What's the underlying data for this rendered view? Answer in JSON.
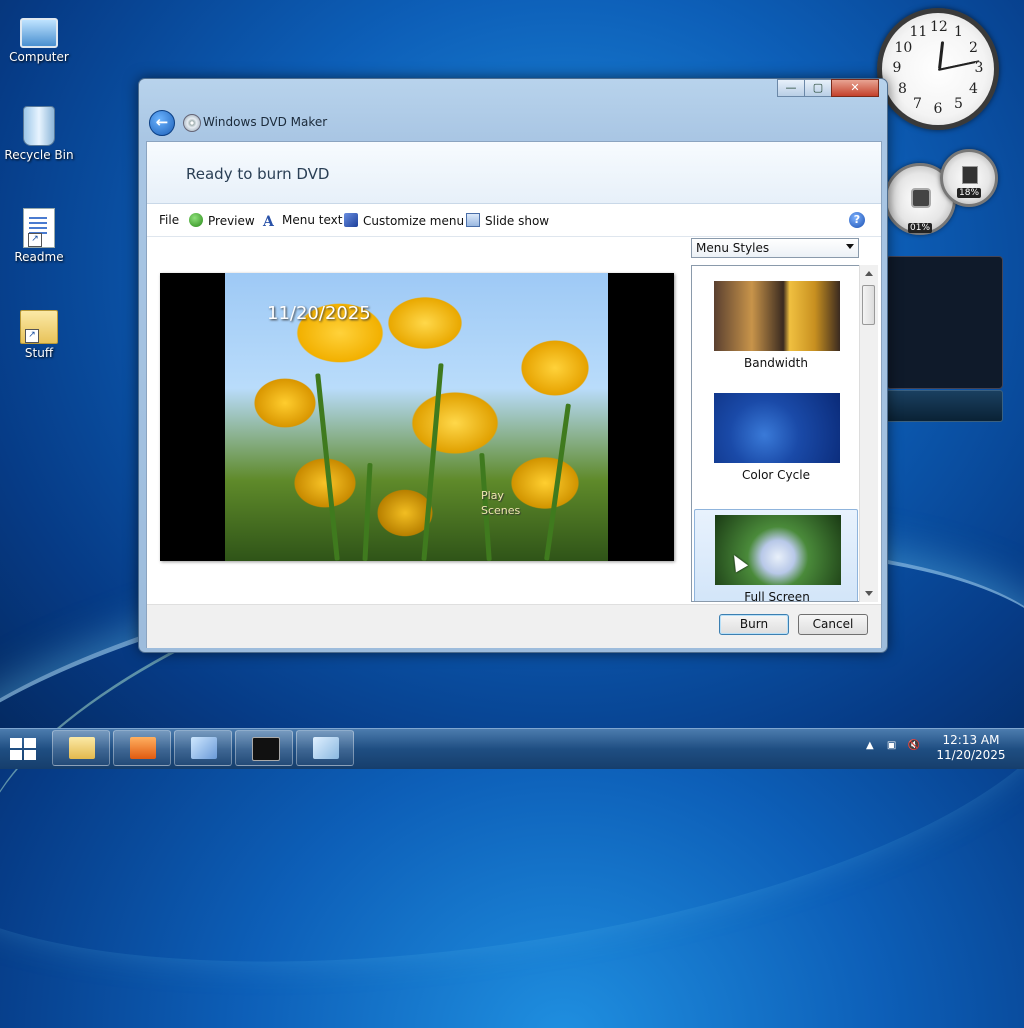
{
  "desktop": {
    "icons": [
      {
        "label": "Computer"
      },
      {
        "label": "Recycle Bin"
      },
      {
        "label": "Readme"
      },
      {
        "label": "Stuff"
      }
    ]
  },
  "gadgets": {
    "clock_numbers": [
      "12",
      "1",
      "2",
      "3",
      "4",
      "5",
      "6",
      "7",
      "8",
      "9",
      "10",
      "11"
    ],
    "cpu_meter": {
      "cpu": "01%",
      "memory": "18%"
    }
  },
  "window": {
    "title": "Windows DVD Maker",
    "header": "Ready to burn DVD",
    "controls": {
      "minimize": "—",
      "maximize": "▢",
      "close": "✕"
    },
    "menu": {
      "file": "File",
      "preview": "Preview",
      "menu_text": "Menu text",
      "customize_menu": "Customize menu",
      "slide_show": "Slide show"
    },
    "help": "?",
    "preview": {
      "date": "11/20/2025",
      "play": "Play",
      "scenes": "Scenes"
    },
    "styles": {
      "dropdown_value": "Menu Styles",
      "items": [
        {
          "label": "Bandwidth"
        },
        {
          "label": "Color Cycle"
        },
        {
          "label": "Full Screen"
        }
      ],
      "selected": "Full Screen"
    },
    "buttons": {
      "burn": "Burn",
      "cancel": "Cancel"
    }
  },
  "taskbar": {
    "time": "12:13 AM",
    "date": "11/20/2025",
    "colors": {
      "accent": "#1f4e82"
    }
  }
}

• • •

### [Task directions]
Find and count the lines of the data that include the string "Screen", and report that figure by itself.

### [Answer to the exercise]
2